Scan the material below for the string "footer", and copy every line where it shows up.

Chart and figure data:
════════

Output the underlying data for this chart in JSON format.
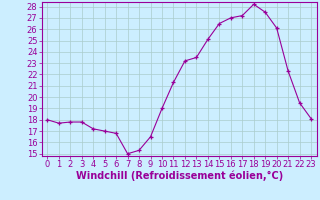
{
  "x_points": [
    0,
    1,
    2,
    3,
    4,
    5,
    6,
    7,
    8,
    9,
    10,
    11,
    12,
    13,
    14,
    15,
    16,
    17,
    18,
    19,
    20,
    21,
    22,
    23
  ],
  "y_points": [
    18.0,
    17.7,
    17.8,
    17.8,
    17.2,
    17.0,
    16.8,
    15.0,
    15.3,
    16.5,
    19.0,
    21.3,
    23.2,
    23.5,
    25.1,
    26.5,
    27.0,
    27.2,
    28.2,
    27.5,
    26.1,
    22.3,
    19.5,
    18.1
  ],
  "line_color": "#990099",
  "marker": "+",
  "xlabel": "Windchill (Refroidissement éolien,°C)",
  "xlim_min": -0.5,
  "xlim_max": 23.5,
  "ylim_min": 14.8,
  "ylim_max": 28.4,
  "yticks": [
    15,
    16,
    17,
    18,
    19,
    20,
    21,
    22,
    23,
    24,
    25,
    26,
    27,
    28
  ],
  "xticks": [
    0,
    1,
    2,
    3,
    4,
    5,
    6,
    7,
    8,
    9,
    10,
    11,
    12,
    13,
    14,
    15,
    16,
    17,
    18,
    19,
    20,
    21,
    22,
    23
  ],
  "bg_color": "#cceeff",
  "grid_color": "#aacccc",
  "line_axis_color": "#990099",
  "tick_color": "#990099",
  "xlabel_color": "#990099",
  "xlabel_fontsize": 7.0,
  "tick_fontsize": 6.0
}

════════

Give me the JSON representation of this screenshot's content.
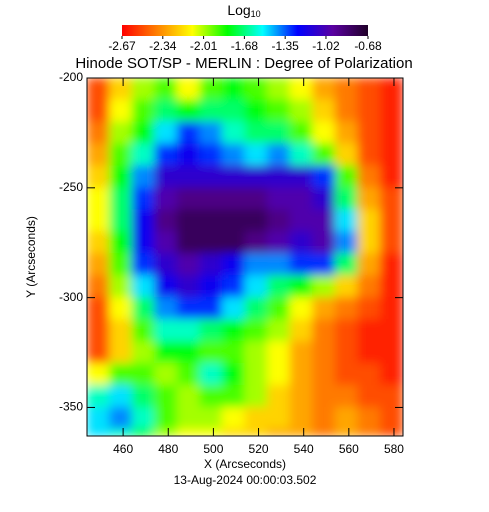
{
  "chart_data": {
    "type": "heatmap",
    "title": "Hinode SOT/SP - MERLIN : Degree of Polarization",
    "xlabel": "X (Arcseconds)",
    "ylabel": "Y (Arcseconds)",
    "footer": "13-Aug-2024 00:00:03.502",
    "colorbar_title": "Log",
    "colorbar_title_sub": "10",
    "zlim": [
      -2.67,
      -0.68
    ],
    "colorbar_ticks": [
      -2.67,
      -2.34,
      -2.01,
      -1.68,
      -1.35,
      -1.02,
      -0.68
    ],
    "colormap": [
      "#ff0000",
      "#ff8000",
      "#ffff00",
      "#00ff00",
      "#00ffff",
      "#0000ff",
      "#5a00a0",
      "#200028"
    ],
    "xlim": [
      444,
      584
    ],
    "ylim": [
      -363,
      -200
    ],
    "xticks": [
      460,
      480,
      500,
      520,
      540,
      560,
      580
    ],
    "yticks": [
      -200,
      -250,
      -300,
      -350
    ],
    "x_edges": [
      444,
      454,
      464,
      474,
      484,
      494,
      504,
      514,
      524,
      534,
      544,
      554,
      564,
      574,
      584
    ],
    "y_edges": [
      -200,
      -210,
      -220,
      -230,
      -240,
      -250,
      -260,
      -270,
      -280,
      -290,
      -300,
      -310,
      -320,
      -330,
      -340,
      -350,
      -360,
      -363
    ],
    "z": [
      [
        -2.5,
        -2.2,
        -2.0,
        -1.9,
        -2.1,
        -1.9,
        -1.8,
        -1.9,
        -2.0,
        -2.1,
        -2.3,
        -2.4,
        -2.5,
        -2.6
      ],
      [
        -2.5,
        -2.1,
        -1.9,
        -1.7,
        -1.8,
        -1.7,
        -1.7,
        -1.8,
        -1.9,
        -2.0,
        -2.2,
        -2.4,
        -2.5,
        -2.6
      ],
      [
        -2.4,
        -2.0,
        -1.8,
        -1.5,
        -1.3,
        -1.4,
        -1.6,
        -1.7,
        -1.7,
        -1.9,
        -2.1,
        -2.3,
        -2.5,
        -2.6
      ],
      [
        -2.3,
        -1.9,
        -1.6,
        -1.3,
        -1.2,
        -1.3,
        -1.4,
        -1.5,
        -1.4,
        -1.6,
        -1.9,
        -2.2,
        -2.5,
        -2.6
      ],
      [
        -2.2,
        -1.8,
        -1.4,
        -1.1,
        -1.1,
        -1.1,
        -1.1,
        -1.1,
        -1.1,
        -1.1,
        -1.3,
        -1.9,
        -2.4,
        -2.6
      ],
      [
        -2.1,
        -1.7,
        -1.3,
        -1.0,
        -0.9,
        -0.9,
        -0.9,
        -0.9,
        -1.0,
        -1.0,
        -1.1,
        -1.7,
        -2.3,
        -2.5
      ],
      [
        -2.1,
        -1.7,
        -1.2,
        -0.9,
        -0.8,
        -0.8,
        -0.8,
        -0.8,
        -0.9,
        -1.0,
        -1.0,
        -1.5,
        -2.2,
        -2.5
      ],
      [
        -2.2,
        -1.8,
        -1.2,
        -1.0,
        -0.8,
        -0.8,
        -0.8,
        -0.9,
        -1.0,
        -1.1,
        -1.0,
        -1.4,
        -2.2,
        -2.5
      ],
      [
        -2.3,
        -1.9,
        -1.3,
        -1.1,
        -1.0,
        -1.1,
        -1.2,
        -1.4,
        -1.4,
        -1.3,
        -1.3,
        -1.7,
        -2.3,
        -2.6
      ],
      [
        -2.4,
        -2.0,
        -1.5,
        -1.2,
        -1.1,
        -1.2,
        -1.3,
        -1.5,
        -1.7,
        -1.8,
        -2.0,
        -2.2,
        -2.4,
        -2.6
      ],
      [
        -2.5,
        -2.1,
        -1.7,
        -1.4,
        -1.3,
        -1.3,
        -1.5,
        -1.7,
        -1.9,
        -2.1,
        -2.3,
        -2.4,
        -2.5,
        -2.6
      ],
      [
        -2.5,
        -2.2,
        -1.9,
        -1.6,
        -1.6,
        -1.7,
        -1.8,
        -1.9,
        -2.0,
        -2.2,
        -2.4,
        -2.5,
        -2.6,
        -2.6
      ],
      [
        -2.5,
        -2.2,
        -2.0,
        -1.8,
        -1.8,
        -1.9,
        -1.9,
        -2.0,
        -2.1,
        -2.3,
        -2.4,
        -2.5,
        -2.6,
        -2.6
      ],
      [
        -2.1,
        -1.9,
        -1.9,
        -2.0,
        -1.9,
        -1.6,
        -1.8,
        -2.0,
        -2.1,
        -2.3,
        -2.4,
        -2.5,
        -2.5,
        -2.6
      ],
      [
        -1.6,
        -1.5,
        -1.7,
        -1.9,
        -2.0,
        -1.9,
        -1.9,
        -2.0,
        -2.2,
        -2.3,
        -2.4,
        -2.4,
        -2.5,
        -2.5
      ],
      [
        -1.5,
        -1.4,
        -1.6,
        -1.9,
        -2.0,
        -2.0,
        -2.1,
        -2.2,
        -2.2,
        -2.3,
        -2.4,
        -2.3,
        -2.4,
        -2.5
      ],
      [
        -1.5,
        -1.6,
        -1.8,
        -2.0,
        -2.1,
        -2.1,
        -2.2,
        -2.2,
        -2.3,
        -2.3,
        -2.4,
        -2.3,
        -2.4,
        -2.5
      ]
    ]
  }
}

════════

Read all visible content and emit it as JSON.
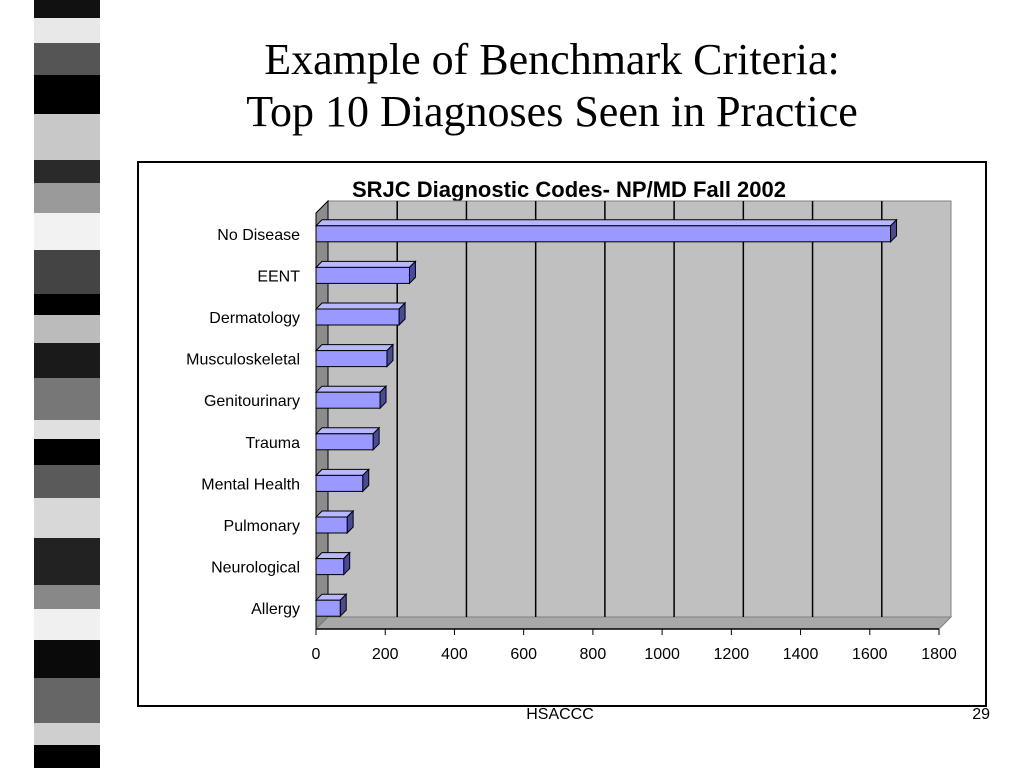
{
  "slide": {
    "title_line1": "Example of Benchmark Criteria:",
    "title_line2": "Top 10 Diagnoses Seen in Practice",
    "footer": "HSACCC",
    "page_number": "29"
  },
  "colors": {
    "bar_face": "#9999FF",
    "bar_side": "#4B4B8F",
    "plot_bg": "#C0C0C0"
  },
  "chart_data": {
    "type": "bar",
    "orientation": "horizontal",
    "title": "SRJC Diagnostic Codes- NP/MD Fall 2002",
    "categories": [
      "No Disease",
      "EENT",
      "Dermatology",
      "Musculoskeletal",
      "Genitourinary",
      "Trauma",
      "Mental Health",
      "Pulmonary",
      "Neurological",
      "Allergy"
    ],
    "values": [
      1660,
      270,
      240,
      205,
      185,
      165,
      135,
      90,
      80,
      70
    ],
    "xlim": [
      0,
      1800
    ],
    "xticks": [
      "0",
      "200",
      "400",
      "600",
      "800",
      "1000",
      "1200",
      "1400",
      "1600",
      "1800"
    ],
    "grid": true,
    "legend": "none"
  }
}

════════

SOLUTION:
    "footer": "13-Aug-2024 00:00:03.502",
    "footer": "HSACCC",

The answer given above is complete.